> _Task to carry out_:
Keep only the lines where "Health" appears.
=-=-=
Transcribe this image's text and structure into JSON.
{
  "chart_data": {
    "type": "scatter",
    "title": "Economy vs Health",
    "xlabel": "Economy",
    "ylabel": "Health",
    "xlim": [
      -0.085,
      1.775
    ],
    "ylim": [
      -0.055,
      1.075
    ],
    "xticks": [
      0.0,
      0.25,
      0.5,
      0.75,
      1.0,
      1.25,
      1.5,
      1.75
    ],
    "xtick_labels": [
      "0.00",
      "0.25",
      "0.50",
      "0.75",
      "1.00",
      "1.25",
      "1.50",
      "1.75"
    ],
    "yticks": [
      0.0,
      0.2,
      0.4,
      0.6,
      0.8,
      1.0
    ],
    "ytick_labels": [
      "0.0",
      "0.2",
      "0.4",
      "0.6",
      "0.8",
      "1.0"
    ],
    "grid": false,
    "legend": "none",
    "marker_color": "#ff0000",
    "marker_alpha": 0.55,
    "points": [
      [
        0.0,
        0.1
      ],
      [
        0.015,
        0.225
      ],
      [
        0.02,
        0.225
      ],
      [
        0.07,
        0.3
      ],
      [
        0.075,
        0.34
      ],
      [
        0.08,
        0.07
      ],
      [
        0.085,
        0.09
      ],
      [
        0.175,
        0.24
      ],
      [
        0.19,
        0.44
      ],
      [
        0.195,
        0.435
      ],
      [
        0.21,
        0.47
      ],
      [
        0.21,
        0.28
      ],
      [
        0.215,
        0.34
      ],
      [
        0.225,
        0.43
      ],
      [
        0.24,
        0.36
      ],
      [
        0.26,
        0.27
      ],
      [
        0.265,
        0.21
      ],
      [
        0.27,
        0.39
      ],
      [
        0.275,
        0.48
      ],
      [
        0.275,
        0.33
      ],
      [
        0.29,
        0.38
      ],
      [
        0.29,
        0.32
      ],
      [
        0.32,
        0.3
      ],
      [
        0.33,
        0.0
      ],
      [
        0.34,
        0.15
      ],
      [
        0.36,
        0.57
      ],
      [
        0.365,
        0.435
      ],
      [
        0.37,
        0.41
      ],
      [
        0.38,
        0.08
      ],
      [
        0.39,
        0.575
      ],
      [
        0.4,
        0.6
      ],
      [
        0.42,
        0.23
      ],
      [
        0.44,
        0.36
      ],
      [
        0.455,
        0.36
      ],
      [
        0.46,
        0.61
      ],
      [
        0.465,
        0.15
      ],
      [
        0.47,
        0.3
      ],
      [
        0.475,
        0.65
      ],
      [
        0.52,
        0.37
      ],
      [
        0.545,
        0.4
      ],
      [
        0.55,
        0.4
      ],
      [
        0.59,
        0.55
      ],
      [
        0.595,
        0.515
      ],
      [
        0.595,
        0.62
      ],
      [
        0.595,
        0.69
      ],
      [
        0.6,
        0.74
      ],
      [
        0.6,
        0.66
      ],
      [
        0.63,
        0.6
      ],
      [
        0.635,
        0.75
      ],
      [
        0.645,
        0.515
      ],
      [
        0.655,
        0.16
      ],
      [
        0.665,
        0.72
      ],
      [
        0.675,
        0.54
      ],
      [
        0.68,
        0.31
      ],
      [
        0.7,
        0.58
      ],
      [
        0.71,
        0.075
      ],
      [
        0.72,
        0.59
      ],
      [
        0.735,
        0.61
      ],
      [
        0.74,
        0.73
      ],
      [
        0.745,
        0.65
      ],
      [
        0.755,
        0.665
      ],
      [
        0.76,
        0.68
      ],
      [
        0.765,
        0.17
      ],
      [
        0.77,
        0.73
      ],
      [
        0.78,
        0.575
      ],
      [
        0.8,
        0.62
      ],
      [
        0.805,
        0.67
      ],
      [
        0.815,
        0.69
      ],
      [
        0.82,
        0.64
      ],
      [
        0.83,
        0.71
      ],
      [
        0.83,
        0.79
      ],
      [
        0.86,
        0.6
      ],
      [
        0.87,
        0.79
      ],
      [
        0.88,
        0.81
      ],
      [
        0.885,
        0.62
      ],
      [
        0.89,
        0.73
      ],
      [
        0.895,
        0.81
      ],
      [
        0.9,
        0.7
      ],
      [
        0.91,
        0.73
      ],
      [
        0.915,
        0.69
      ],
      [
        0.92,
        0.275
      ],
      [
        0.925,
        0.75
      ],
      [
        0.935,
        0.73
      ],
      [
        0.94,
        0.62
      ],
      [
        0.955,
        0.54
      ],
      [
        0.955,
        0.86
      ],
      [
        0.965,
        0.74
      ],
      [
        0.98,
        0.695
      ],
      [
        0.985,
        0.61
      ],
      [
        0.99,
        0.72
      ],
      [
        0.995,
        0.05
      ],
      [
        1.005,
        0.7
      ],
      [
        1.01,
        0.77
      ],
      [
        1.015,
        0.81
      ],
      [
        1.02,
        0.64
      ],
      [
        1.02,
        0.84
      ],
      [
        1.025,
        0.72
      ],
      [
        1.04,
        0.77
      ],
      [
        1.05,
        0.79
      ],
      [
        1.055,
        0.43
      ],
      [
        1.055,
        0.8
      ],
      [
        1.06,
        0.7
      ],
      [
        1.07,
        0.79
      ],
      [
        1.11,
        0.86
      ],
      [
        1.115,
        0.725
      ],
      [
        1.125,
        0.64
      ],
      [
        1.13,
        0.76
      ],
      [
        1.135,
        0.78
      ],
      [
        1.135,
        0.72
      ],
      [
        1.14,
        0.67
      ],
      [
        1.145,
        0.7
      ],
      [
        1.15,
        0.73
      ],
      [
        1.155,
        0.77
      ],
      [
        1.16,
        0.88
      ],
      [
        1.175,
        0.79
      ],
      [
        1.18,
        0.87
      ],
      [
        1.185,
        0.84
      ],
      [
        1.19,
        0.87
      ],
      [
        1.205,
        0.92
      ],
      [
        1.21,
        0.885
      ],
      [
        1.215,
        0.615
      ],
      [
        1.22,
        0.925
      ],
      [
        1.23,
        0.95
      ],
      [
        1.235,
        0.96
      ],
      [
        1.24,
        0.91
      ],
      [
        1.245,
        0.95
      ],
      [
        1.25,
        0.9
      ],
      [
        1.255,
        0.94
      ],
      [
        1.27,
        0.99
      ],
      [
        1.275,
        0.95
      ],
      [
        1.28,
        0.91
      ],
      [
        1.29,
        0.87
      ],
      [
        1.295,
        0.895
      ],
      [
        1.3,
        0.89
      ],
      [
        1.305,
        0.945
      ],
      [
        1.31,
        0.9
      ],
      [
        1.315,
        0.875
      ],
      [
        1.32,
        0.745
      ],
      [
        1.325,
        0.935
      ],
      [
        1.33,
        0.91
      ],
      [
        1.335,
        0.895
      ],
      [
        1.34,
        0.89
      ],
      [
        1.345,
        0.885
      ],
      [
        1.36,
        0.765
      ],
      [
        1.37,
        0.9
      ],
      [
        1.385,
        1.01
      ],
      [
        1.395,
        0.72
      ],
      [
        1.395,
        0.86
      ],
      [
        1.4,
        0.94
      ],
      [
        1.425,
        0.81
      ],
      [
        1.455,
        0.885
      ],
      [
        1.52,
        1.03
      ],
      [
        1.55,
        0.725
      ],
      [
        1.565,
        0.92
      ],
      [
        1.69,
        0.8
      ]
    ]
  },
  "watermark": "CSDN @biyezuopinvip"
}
=-=-=
> _Task answer_:
    "title": "Economy vs Health",
    "ylabel": "Health",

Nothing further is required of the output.